> [Task objective]:
Nothing but the lines from the one with "Output the text content of this document." to the final line should be returned, each exactly as it appears.

---- Exercise input

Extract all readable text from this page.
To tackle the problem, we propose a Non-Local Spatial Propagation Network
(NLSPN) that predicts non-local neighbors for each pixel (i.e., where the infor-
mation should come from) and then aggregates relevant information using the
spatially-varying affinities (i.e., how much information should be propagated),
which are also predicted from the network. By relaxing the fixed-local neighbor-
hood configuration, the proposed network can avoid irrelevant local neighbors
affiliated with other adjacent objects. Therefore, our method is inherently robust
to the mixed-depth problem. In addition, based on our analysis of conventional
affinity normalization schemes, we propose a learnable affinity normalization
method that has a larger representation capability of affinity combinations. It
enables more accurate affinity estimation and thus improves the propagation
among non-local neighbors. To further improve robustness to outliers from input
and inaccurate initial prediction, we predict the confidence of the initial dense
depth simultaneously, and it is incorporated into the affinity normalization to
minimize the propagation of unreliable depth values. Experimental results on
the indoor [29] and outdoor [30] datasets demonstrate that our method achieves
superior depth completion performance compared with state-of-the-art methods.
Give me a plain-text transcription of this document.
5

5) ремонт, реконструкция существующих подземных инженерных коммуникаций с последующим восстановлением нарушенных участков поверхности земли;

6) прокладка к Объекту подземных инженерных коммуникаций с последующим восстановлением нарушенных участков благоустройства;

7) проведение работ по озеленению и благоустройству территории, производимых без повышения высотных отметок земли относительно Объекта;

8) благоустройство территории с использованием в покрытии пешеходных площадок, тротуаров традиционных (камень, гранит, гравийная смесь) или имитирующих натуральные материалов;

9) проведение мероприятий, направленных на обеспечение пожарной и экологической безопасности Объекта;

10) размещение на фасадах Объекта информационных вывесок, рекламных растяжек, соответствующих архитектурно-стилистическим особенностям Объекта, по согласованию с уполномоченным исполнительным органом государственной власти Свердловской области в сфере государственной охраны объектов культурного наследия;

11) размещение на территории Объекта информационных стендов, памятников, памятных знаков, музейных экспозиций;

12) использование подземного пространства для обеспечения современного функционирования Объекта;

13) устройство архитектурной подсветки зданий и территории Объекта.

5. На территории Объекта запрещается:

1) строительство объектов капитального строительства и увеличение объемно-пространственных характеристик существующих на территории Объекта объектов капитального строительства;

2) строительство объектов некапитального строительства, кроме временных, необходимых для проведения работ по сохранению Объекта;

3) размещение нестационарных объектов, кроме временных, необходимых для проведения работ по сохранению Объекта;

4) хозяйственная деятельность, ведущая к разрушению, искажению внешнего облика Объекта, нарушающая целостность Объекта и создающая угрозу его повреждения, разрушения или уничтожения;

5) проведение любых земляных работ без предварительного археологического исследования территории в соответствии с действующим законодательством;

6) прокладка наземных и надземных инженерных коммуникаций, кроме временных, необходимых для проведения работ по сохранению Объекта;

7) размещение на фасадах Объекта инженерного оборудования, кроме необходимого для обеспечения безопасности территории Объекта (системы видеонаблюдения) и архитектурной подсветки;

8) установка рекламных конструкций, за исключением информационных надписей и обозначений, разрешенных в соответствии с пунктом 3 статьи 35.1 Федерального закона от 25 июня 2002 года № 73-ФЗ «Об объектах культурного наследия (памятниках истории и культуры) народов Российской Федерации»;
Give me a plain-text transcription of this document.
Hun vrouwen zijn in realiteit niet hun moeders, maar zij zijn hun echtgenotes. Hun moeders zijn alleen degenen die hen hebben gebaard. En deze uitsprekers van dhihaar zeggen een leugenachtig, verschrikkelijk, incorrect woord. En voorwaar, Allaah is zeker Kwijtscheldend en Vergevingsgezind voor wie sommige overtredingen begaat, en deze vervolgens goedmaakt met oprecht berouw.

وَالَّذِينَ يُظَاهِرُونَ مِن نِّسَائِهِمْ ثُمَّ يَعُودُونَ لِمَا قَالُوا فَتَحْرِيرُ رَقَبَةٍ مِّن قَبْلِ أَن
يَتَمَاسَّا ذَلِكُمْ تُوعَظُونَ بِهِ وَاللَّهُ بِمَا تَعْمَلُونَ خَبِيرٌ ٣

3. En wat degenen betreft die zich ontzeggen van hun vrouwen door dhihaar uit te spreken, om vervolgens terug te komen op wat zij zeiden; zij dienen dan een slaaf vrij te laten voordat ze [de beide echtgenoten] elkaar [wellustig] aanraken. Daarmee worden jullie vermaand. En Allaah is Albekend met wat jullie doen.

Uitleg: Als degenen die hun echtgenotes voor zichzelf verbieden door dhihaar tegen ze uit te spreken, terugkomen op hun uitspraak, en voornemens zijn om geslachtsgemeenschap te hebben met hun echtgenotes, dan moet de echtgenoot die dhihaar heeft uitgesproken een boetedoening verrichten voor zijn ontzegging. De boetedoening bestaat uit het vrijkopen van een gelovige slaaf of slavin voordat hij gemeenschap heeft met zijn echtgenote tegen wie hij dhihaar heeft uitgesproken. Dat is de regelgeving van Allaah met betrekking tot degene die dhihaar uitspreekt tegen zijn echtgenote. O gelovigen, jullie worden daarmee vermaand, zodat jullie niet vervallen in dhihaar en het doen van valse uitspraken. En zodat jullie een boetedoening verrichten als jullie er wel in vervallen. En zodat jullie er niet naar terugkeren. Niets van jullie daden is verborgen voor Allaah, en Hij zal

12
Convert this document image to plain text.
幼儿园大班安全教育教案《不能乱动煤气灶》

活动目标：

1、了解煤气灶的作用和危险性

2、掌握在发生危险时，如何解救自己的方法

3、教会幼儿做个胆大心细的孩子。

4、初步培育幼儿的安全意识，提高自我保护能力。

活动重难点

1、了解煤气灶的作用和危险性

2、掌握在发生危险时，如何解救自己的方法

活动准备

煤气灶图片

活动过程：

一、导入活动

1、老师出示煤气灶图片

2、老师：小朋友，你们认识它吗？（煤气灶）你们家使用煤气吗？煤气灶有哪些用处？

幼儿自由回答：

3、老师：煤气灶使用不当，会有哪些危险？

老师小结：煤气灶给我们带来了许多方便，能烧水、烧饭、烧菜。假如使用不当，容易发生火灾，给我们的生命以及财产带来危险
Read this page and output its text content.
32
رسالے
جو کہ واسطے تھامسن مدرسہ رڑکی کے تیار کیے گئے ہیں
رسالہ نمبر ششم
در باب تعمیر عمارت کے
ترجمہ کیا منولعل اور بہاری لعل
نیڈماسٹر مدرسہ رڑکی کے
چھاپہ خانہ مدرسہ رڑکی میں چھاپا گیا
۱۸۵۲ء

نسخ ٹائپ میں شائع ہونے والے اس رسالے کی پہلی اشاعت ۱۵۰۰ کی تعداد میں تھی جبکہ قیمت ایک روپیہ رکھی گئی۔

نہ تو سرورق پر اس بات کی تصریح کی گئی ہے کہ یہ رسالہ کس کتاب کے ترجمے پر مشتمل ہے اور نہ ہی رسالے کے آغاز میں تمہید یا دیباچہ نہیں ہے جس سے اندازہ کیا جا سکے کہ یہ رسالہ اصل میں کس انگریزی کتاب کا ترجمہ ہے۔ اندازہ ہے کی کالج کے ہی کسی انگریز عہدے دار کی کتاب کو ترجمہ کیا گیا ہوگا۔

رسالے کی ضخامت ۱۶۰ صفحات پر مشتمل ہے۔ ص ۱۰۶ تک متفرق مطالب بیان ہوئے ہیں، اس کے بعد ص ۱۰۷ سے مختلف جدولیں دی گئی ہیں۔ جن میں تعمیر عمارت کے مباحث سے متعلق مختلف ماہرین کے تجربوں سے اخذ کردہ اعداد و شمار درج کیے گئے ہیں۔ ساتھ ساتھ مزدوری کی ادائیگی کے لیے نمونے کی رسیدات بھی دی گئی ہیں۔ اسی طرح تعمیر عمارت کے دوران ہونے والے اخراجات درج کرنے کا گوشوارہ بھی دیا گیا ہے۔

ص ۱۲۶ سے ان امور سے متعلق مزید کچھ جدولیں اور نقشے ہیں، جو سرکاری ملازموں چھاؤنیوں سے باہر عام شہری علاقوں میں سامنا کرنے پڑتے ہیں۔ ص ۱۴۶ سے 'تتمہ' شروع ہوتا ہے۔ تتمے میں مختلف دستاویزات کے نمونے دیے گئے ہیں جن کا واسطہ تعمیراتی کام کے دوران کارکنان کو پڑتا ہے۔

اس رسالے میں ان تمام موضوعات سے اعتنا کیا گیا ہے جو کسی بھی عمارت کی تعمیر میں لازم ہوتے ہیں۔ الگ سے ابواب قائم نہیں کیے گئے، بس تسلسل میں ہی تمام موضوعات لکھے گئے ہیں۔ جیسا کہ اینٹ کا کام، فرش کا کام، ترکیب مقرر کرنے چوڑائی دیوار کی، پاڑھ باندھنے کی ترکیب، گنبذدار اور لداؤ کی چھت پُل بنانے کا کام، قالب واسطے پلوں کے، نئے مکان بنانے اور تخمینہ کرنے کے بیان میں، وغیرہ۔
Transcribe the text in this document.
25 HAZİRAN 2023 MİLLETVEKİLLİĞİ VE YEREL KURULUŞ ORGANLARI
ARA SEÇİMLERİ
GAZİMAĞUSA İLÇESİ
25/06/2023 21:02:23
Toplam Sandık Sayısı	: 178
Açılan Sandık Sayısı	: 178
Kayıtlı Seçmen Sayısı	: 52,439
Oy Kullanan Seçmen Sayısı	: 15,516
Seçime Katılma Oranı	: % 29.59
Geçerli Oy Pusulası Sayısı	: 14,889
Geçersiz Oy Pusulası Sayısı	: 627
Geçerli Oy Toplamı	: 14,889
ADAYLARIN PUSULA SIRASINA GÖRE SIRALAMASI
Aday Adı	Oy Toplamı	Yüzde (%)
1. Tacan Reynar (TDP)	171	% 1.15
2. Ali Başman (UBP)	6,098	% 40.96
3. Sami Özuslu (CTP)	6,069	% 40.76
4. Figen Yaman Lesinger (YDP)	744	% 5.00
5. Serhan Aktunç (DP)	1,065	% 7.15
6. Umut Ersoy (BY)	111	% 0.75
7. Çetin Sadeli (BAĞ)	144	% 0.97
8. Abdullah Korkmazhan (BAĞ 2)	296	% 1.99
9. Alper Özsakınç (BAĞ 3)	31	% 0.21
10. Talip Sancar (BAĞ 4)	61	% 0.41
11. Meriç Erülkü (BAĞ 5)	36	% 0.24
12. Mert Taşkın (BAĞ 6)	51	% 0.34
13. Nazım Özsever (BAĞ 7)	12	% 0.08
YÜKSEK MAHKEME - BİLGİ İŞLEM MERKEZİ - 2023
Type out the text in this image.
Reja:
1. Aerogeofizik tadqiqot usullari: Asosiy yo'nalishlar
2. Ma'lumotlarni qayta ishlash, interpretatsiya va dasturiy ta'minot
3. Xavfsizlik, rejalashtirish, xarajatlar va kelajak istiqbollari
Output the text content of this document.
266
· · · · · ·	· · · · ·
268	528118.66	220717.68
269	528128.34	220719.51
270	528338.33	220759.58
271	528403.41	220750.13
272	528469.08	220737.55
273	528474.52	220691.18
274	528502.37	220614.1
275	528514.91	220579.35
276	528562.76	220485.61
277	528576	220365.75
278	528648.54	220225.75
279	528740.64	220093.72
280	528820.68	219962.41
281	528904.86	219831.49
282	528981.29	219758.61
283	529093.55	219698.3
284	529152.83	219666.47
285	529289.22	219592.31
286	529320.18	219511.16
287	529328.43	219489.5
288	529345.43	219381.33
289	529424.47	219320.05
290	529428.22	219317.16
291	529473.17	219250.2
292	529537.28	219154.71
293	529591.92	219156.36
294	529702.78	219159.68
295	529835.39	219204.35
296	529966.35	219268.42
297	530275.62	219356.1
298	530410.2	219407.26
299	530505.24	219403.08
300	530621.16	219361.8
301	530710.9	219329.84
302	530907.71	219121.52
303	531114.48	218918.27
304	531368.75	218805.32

--------

> [Task solution]:
Output the text content of this document.
266
· · · · · ·	· · · · ·
268	528118.66	220717.68
269	528128.34	220719.51
270	528338.33	220759.58
271	528403.41	220750.13
272	528469.08	220737.55
273	528474.52	220691.18
274	528502.37	220614.1
275	528514.91	220579.35
276	528562.76	220485.61
277	528576	220365.75
278	528648.54	220225.75
279	528740.64	220093.72
280	528820.68	219962.41
281	528904.86	219831.49
282	528981.29	219758.61
283	529093.55	219698.3
284	529152.83	219666.47
285	529289.22	219592.31
286	529320.18	219511.16
287	529328.43	219489.5
288	529345.43	219381.33
289	529424.47	219320.05
290	529428.22	219317.16
291	529473.17	219250.2
292	529537.28	219154.71
293	529591.92	219156.36
294	529702.78	219159.68
295	529835.39	219204.35
296	529966.35	219268.42
297	530275.62	219356.1
298	530410.2	219407.26
299	530505.24	219403.08
300	530621.16	219361.8
301	530710.9	219329.84
302	530907.71	219121.52
303	531114.48	218918.27
304	531368.75	218805.32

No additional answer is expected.